◆ Supplied records:
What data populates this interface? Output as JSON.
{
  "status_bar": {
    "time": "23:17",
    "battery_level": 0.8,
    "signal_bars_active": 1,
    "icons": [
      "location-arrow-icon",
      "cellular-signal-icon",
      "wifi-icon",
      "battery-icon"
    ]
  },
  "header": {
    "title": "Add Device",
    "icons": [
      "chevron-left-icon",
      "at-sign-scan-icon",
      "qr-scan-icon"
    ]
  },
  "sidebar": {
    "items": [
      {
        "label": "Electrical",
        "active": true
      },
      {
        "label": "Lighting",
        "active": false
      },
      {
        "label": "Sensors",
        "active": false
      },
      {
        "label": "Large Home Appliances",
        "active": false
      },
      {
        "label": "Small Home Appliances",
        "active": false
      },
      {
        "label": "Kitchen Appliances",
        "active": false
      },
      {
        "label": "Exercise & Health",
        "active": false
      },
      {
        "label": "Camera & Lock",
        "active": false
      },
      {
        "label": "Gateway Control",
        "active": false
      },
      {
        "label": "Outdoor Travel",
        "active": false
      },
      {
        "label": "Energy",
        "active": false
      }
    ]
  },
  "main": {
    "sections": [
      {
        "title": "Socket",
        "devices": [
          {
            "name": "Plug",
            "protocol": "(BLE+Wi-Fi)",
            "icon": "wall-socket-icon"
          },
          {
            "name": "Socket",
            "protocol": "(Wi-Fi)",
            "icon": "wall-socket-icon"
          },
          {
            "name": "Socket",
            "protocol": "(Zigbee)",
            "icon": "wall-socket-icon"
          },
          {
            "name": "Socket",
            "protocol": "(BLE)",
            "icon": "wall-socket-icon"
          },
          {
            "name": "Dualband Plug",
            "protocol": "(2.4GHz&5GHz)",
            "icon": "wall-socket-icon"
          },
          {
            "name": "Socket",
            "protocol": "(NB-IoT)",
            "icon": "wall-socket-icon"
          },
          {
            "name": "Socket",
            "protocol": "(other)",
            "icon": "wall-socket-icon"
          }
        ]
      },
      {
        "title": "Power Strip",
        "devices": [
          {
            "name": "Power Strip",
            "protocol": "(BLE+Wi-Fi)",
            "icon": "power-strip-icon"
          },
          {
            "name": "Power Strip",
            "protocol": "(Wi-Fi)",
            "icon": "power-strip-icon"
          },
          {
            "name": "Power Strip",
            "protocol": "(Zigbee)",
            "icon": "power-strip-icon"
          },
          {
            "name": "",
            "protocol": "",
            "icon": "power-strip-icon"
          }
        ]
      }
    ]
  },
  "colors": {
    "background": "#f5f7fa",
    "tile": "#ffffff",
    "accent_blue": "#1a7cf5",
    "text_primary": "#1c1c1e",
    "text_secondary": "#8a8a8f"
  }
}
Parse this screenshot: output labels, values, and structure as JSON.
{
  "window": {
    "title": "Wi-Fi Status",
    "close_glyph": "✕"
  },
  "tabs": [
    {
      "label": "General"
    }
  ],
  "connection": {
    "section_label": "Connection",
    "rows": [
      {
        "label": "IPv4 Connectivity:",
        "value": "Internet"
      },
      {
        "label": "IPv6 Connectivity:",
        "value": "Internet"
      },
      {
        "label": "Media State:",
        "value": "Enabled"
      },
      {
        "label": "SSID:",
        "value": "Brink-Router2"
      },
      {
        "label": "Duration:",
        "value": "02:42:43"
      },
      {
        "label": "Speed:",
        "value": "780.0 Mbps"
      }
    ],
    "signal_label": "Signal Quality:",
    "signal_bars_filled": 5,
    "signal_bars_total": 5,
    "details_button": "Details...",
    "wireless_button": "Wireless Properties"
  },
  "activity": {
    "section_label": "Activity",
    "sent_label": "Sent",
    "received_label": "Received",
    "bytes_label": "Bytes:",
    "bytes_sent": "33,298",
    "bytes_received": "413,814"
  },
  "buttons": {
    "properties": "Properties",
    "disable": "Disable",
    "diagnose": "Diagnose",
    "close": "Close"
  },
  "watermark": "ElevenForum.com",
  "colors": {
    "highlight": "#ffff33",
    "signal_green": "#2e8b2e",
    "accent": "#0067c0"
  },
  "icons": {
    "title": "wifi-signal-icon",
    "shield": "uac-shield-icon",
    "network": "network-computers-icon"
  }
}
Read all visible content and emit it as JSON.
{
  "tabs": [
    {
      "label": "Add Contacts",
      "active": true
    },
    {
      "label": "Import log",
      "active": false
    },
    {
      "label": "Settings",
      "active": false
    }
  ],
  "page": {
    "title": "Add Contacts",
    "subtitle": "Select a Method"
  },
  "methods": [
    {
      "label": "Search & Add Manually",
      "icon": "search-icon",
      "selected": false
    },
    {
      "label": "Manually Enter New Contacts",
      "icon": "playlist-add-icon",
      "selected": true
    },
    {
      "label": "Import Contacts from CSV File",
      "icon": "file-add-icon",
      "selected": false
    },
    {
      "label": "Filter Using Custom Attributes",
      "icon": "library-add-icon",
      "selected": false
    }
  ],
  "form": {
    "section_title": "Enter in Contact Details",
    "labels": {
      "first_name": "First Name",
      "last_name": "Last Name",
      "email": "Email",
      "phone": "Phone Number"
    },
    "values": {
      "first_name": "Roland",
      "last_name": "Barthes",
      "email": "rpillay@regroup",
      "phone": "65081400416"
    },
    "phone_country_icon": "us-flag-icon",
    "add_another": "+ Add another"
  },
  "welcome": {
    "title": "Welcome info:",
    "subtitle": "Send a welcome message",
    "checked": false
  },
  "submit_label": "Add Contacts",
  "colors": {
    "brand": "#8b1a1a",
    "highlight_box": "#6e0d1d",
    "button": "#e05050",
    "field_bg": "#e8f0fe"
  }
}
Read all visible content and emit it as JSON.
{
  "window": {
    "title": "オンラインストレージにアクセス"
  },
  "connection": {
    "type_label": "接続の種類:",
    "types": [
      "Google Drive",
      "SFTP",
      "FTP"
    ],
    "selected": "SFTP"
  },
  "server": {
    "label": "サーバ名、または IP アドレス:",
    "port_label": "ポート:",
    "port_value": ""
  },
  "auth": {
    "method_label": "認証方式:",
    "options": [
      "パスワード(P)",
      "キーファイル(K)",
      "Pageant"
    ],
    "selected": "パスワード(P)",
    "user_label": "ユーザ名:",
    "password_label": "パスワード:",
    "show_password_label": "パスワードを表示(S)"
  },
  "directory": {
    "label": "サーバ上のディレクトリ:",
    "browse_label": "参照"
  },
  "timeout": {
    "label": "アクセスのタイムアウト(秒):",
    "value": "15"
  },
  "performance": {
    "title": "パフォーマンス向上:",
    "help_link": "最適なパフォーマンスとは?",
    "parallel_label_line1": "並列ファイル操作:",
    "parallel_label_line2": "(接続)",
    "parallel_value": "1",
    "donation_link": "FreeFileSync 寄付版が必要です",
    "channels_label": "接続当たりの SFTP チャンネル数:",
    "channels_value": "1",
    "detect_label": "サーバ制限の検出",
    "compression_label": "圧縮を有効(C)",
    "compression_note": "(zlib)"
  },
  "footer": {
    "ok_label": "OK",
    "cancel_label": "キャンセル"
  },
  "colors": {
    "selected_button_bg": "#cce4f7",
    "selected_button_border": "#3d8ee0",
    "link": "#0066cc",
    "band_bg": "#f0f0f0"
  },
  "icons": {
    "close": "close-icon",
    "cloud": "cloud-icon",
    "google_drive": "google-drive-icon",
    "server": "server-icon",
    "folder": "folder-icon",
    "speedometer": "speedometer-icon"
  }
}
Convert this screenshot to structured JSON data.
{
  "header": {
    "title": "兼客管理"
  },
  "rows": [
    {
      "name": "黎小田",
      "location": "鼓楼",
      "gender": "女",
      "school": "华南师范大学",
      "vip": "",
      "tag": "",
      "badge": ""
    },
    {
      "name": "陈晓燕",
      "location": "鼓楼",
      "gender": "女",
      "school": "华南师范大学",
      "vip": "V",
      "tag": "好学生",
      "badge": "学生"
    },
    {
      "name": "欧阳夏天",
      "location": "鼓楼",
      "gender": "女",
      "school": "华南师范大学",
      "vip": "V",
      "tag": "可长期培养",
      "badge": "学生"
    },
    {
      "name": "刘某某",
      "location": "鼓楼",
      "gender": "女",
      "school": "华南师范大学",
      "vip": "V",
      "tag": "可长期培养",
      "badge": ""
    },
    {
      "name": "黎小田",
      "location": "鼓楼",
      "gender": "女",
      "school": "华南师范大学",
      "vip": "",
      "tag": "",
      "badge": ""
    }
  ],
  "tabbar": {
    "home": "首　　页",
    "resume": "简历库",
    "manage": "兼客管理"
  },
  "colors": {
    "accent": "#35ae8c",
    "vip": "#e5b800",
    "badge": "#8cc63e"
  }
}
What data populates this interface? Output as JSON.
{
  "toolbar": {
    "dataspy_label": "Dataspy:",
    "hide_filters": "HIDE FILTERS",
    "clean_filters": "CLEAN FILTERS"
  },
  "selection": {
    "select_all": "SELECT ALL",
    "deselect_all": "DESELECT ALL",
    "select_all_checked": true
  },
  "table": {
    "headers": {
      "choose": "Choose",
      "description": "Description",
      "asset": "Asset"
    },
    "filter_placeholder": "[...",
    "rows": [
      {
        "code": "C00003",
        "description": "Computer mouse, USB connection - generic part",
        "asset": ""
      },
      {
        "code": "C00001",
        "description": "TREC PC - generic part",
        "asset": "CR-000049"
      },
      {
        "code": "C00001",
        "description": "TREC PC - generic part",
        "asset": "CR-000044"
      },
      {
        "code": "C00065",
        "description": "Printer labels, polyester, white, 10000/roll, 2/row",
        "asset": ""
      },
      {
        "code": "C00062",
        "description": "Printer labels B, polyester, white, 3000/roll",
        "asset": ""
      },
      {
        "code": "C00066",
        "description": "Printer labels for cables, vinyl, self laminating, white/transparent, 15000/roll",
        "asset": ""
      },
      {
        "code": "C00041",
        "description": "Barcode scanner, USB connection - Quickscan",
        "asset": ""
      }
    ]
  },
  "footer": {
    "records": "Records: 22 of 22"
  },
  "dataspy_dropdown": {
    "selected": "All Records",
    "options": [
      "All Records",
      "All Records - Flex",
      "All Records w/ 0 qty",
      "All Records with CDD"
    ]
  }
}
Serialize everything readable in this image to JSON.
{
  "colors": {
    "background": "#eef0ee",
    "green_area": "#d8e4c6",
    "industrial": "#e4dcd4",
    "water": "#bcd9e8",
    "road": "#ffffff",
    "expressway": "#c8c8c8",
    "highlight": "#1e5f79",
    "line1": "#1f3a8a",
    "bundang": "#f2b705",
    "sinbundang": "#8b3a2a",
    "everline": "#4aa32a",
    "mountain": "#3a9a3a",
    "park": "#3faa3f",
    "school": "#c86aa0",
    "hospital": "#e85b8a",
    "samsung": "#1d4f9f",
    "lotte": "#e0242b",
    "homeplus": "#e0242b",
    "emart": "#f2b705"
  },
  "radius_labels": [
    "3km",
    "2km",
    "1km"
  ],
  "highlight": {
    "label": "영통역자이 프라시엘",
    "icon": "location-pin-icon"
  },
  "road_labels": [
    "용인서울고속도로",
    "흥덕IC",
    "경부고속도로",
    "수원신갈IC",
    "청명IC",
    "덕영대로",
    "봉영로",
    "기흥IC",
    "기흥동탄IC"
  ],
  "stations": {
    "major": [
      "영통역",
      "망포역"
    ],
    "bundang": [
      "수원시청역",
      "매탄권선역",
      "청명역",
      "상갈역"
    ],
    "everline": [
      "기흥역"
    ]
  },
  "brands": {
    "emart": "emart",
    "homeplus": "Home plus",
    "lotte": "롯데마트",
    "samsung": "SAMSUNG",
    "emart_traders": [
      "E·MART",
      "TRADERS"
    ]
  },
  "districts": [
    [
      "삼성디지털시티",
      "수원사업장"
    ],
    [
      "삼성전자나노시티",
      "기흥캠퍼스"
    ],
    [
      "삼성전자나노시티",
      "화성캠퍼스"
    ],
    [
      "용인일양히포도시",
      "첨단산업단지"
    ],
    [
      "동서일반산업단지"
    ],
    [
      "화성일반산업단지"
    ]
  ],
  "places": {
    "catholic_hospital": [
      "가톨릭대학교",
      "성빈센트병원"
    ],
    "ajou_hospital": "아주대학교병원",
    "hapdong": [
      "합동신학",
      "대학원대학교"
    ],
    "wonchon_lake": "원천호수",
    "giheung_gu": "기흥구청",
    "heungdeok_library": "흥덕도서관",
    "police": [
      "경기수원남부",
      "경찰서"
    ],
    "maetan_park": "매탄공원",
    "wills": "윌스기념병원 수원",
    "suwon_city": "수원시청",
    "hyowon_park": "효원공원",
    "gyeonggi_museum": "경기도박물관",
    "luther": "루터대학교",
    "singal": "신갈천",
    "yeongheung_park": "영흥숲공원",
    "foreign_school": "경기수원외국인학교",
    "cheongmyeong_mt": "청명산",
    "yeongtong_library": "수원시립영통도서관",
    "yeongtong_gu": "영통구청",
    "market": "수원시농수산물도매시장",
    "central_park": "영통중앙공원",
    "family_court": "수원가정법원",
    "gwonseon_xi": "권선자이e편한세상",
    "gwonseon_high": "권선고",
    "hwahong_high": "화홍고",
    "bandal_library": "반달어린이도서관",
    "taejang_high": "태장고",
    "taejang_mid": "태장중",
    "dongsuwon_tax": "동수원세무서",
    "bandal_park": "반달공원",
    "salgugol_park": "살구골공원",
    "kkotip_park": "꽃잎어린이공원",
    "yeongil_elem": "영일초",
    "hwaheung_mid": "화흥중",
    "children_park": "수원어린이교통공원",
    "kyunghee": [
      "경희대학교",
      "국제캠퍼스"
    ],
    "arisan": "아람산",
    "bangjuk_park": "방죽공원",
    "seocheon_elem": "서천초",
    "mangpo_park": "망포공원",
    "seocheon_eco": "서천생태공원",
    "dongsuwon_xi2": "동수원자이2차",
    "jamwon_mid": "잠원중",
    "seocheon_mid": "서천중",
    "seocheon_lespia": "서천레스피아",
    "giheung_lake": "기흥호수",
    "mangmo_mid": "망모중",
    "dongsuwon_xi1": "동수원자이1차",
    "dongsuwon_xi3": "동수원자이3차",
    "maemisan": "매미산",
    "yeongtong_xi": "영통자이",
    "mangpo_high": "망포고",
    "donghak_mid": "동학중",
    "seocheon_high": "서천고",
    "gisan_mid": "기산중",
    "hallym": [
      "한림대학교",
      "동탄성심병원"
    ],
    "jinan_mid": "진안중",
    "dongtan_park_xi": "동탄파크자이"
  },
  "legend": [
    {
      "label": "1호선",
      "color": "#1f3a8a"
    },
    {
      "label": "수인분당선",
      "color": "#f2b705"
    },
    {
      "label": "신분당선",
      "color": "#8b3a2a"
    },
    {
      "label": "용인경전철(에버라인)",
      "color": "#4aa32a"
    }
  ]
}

◆ Directive: Read the lines above. Gather those in which the string "Import" is found.

◆ Answer for this exercise:
      "label": "Import log",
      "label": "Import Contacts from CSV File",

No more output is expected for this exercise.